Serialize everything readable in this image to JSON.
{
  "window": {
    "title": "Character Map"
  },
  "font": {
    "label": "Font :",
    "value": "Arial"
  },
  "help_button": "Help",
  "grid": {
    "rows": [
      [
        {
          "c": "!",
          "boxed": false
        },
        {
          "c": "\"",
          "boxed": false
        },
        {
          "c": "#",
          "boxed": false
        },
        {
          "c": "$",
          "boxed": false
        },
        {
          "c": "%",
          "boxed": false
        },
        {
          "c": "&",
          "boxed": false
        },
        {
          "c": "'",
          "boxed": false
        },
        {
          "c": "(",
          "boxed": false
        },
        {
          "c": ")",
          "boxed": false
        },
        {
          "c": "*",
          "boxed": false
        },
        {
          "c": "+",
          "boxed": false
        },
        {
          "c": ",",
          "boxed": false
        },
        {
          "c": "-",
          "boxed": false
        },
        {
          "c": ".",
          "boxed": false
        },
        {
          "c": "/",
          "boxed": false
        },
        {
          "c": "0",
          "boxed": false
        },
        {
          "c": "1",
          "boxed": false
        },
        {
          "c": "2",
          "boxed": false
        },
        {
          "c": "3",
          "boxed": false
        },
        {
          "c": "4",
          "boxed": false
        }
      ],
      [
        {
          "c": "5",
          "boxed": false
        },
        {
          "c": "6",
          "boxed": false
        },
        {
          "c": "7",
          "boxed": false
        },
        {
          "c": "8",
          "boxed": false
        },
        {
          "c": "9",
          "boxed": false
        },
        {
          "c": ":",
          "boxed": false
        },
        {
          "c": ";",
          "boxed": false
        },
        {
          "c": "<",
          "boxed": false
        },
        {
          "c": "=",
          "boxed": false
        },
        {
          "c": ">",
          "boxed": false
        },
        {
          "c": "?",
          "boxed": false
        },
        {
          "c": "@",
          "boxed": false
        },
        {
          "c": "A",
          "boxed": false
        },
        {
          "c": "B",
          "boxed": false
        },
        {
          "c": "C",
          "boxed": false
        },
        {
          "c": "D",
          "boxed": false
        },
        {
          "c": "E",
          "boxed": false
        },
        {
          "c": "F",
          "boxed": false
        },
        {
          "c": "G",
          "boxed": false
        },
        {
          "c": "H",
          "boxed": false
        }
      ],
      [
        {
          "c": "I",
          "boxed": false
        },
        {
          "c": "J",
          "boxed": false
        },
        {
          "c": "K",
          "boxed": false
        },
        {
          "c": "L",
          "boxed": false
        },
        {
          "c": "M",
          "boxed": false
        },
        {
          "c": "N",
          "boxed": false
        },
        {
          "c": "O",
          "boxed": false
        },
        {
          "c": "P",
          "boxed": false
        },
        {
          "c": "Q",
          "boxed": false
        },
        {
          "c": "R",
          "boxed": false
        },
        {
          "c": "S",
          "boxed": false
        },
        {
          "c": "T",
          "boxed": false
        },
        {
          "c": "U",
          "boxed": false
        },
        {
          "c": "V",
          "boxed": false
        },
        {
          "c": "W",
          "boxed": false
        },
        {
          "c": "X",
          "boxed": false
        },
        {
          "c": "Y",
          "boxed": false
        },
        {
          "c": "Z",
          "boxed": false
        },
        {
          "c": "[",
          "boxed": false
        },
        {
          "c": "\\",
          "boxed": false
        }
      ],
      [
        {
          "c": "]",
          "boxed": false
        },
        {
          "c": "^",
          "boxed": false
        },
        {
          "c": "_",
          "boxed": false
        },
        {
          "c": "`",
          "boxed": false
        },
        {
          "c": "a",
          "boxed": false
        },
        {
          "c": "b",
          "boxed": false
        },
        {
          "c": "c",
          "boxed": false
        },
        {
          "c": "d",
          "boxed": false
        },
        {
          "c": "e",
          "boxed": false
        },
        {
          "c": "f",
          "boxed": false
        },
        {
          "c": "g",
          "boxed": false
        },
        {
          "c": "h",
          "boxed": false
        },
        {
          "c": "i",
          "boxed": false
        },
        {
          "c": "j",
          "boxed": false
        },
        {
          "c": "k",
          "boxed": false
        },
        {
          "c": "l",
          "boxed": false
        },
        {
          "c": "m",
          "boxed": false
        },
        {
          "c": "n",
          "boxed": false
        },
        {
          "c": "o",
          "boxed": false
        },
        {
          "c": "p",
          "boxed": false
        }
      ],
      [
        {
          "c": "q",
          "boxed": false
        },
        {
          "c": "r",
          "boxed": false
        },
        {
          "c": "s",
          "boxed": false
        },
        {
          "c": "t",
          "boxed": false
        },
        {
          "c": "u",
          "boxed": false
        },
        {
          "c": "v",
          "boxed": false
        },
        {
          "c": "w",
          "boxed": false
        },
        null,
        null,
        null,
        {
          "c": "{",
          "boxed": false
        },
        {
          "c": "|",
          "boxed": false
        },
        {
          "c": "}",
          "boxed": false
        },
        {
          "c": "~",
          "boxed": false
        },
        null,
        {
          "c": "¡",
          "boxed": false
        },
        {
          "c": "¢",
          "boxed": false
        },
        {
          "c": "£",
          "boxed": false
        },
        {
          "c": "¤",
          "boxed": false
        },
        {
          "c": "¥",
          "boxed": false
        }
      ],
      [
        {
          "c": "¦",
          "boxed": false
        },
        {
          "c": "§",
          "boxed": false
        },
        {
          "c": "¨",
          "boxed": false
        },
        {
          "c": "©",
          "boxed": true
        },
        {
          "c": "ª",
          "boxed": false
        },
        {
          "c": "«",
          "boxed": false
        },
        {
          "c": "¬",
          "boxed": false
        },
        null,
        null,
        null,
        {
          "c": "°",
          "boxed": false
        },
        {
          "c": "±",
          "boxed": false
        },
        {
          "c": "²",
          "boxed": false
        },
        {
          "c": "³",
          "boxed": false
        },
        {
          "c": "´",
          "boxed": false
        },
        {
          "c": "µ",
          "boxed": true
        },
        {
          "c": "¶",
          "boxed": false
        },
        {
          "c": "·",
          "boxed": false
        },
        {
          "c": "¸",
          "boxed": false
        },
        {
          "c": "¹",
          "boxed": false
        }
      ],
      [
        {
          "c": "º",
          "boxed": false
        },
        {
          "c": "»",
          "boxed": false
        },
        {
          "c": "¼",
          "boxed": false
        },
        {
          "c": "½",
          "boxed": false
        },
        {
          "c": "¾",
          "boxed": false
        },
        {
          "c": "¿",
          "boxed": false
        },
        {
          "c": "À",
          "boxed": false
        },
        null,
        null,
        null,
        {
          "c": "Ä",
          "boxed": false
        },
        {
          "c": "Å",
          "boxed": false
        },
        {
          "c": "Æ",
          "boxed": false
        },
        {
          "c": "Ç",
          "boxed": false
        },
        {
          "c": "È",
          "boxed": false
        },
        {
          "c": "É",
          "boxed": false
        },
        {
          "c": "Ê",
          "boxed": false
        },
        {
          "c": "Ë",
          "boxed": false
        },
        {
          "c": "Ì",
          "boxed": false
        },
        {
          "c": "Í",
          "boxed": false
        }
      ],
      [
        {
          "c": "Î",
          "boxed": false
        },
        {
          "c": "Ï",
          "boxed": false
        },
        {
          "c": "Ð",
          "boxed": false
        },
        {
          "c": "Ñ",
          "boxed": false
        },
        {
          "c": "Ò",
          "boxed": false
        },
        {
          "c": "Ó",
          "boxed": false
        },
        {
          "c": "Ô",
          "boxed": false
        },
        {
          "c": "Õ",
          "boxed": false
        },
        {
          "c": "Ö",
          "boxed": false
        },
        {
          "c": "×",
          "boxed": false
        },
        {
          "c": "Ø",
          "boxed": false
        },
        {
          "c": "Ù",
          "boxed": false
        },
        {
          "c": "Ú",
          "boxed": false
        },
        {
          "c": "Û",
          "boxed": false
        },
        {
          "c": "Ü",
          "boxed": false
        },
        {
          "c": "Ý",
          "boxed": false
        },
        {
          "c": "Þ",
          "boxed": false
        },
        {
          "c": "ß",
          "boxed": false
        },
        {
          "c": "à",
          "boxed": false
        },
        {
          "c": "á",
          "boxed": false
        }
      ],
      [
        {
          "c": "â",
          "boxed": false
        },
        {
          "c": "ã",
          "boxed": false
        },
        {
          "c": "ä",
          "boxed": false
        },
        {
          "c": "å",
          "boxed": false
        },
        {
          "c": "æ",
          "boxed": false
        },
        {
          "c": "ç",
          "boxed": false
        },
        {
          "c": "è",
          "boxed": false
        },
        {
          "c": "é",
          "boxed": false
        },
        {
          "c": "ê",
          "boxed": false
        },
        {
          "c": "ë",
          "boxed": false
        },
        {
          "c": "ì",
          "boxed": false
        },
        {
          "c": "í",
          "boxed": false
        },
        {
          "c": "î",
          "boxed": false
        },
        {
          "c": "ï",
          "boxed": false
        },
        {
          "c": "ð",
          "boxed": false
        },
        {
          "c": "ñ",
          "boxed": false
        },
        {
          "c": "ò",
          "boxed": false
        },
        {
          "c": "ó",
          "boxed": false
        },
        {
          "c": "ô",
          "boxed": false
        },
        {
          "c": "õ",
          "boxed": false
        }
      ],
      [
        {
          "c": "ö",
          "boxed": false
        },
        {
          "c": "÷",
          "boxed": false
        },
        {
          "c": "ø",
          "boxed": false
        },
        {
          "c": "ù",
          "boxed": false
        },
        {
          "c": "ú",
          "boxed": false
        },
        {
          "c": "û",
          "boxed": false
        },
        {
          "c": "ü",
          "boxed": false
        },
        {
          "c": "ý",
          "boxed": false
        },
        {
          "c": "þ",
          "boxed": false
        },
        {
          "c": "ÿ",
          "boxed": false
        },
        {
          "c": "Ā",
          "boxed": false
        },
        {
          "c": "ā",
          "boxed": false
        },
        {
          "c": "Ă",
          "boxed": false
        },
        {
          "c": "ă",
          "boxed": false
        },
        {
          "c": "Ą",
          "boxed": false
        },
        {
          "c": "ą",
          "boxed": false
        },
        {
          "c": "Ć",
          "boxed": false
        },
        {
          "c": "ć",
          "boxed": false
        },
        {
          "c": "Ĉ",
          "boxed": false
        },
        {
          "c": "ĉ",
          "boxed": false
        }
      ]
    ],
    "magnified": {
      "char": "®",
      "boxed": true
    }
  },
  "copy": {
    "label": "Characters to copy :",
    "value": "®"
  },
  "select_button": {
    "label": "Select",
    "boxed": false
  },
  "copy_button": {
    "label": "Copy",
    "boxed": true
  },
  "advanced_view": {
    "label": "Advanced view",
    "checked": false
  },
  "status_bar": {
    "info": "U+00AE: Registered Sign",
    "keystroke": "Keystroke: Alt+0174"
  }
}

_Short task_
In the records above, locate every line with the string "true" and copy it.

_Problem solution_
          "boxed": true
          "boxed": true
      "boxed": true
    "boxed": true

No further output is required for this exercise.